- **Exercise aim**
Locate each line of the material that contains "Geel", then return it.

-- START --

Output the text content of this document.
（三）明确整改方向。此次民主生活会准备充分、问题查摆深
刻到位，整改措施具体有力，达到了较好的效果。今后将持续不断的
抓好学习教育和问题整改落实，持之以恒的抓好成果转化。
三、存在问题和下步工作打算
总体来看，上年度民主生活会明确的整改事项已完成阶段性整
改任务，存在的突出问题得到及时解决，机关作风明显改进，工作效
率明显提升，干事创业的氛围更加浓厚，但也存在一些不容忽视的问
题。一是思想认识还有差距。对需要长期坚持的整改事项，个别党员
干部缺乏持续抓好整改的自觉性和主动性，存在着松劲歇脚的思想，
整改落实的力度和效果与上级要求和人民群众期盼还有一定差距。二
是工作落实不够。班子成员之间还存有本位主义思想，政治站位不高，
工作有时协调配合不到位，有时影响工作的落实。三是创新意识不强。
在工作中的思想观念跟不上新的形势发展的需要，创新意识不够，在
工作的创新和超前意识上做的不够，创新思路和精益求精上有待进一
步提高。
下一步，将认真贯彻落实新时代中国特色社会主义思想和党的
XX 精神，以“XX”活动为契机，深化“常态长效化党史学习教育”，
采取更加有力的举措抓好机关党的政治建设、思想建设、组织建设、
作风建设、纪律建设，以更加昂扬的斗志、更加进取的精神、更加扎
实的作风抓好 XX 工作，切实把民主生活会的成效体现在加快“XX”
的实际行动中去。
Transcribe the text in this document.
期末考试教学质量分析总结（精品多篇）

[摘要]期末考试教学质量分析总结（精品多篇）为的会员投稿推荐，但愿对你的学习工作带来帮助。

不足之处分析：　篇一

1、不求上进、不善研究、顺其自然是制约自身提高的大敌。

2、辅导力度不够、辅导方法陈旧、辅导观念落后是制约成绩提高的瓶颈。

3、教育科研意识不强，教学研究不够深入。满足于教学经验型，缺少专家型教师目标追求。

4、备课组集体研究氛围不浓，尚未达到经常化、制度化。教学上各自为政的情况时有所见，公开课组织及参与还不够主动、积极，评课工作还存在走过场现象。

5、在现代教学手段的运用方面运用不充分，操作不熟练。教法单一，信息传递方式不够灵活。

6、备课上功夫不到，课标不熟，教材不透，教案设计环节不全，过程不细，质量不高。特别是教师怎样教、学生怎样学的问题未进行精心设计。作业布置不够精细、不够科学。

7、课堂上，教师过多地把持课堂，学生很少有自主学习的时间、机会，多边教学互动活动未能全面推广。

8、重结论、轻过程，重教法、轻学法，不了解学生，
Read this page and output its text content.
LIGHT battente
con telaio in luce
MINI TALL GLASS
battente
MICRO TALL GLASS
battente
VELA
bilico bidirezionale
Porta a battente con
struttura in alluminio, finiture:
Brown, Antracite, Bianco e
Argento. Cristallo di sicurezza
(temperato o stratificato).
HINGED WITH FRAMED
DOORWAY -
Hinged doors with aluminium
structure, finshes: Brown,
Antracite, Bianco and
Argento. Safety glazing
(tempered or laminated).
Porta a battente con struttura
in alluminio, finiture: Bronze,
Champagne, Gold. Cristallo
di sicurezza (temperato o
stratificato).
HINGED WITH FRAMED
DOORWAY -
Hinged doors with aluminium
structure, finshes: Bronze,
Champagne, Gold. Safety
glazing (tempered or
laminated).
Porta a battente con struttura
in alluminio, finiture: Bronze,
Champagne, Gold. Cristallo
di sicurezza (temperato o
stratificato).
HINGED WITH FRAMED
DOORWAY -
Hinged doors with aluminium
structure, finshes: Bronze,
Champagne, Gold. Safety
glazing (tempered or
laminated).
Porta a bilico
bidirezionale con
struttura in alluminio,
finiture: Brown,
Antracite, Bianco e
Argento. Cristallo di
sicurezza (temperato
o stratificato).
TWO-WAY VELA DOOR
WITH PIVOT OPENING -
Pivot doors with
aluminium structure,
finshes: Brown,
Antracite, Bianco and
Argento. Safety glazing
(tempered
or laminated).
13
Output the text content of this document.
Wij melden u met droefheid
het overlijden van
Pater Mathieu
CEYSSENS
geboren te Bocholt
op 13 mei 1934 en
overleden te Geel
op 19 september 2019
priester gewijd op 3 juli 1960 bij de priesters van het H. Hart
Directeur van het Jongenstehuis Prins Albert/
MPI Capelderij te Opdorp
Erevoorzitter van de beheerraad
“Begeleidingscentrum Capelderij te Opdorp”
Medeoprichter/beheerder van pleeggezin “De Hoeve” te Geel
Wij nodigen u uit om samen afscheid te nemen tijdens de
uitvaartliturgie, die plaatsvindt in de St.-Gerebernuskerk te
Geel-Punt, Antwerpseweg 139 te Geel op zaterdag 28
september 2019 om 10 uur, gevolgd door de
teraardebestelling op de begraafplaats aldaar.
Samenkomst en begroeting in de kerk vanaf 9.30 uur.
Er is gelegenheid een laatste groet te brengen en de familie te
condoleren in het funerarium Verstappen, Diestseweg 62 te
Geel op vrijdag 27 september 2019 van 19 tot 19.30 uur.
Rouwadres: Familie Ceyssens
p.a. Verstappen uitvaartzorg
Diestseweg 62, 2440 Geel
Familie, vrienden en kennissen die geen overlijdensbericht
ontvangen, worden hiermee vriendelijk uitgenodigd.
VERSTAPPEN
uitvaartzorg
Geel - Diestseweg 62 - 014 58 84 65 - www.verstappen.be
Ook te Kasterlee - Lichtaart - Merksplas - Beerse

-- END --

- **Correct output**
overleden te Geel
Medeoprichter/beheerder van pleeggezin “De Hoeve” te Geel
Geel-Punt, Antwerpseweg 139 te Geel op zaterdag 28
Geel op vrijdag 27 september 2019 van 19 tot 19.30 uur.
Diestseweg 62, 2440 Geel
Geel - Diestseweg 62 - 014 58 84 65 - www.verstappen.be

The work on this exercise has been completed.